Your objective: Copy out every record below with complete accuracy.

Data supplied:
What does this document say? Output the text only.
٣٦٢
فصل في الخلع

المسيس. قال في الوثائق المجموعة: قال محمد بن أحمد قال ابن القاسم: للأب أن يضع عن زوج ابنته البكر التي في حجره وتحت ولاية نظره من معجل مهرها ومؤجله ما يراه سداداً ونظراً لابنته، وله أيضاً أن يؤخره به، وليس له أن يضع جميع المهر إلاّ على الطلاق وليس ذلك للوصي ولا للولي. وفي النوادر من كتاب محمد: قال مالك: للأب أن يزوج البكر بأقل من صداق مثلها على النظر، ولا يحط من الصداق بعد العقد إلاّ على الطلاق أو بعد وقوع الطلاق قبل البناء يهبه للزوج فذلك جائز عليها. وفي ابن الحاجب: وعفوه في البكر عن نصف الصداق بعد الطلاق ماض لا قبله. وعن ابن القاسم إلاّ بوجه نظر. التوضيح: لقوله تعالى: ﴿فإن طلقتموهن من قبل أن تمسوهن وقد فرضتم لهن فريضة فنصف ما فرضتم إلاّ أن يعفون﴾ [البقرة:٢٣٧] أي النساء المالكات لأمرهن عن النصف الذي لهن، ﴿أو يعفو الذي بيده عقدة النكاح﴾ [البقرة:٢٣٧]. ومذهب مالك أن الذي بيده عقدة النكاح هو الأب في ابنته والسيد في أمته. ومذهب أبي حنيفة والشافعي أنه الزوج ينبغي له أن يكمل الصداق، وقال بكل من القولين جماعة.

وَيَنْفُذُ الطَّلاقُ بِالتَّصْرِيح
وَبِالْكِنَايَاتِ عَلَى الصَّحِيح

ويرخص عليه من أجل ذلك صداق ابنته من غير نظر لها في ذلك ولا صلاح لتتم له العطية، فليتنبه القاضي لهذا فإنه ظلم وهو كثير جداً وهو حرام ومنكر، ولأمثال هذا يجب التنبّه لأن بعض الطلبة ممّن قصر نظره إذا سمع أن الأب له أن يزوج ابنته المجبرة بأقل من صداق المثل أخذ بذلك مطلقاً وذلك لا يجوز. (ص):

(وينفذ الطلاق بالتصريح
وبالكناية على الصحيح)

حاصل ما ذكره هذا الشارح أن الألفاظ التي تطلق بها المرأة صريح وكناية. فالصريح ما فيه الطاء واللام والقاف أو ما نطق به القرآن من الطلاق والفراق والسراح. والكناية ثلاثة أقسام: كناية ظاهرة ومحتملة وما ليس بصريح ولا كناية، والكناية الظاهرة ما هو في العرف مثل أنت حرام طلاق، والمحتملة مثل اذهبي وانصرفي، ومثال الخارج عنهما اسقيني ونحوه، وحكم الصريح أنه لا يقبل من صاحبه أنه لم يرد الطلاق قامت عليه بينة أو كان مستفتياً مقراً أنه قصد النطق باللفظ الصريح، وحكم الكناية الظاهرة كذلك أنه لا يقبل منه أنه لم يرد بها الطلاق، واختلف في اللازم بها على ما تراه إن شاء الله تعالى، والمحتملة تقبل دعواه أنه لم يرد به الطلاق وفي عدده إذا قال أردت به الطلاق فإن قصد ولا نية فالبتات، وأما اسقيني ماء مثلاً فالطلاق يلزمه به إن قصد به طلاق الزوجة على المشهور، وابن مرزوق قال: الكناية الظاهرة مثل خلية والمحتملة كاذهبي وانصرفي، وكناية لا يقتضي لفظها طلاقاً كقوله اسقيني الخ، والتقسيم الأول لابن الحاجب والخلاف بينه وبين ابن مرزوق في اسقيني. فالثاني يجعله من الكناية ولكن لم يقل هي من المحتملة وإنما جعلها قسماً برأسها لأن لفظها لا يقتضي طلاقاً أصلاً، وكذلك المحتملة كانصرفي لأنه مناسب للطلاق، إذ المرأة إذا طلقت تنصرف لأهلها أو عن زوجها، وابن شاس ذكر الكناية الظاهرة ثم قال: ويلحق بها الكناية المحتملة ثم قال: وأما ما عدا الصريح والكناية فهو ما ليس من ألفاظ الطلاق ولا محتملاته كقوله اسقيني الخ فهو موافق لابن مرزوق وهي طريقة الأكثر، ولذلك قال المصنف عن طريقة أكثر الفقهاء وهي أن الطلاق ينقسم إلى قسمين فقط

Reply to the exercise:
What does this document say? Output the text only.
٣٦٢
فصل في الخلع

المسيس. قال في الوثائق المجموعة: قال محمد بن أحمد قال ابن القاسم: للأب أن يضع عن زوج ابنته البكر التي في حجره وتحت ولاية نظره من معجل مهرها ومؤجله ما يراه سداداً ونظراً لابنته، وله أيضاً أن يؤخره به، وليس له أن يضع جميع المهر إلاّ على الطلاق وليس ذلك للوصي ولا للولي. وفي النوادر من كتاب محمد: قال مالك: للأب أن يزوج البكر بأقل من صداق مثلها على النظر، ولا يحط من الصداق بعد العقد إلاّ على الطلاق أو بعد وقوع الطلاق قبل البناء يهبه للزوج فذلك جائز عليها. وفي ابن الحاجب: وعفوه في البكر عن نصف الصداق بعد الطلاق ماض لا قبله. وعن ابن القاسم إلاّ بوجه نظر. التوضيح: لقوله تعالى: ﴿فإن طلقتموهن من قبل أن تمسوهن وقد فرضتم لهن فريضة فنصف ما فرضتم إلاّ أن يعفون﴾ [البقرة:٢٣٧] أي النساء المالكات لأمرهن عن النصف الذي لهن، ﴿أو يعفو الذي بيده عقدة النكاح﴾ [البقرة:٢٣٧]. ومذهب مالك أن الذي بيده عقدة النكاح هو الأب في ابنته والسيد في أمته. ومذهب أبي حنيفة والشافعي أنه الزوج ينبغي له أن يكمل الصداق، وقال بكل من القولين جماعة.

وَيَنْفُذُ الطَّلاقُ بِالتَّصْرِيح
وَبِالْكِنَايَاتِ عَلَى الصَّحِيح

ويرخص عليه من أجل ذلك صداق ابنته من غير نظر لها في ذلك ولا صلاح لتتم له العطية، فليتنبه القاضي لهذا فإنه ظلم وهو كثير جداً وهو حرام ومنكر، ولأمثال هذا يجب التنبّه لأن بعض الطلبة ممّن قصر نظره إذا سمع أن الأب له أن يزوج ابنته المجبرة بأقل من صداق المثل أخذ بذلك مطلقاً وذلك لا يجوز. (ص):

(وينفذ الطلاق بالتصريح
وبالكناية على الصحيح)

حاصل ما ذكره هذا الشارح أن الألفاظ التي تطلق بها المرأة صريح وكناية. فالصريح ما فيه الطاء واللام والقاف أو ما نطق به القرآن من الطلاق والفراق والسراح. والكناية ثلاثة أقسام: كناية ظاهرة ومحتملة وما ليس بصريح ولا كناية، والكناية الظاهرة ما هو في العرف مثل أنت حرام طلاق، والمحتملة مثل اذهبي وانصرفي، ومثال الخارج عنهما اسقيني ونحوه، وحكم الصريح أنه لا يقبل من صاحبه أنه لم يرد الطلاق قامت عليه بينة أو كان مستفتياً مقراً أنه قصد النطق باللفظ الصريح، وحكم الكناية الظاهرة كذلك أنه لا يقبل منه أنه لم يرد بها الطلاق، واختلف في اللازم بها على ما تراه إن شاء الله تعالى، والمحتملة تقبل دعواه أنه لم يرد به الطلاق وفي عدده إذا قال أردت به الطلاق فإن قصد ولا نية فالبتات، وأما اسقيني ماء مثلاً فالطلاق يلزمه به إن قصد به طلاق الزوجة على المشهور، وابن مرزوق قال: الكناية الظاهرة مثل خلية والمحتملة كاذهبي وانصرفي، وكناية لا يقتضي لفظها طلاقاً كقوله اسقيني الخ، والتقسيم الأول لابن الحاجب والخلاف بينه وبين ابن مرزوق في اسقيني. فالثاني يجعله من الكناية ولكن لم يقل هي من المحتملة وإنما جعلها قسماً برأسها لأن لفظها لا يقتضي طلاقاً أصلاً، وكذلك المحتملة كانصرفي لأنه مناسب للطلاق، إذ المرأة إذا طلقت تنصرف لأهلها أو عن زوجها، وابن شاس ذكر الكناية الظاهرة ثم قال: ويلحق بها الكناية المحتملة ثم قال: وأما ما عدا الصريح والكناية فهو ما ليس من ألفاظ الطلاق ولا محتملاته كقوله اسقيني الخ فهو موافق لابن مرزوق وهي طريقة الأكثر، ولذلك قال المصنف عن طريقة أكثر الفقهاء وهي أن الطلاق ينقسم إلى قسمين فقط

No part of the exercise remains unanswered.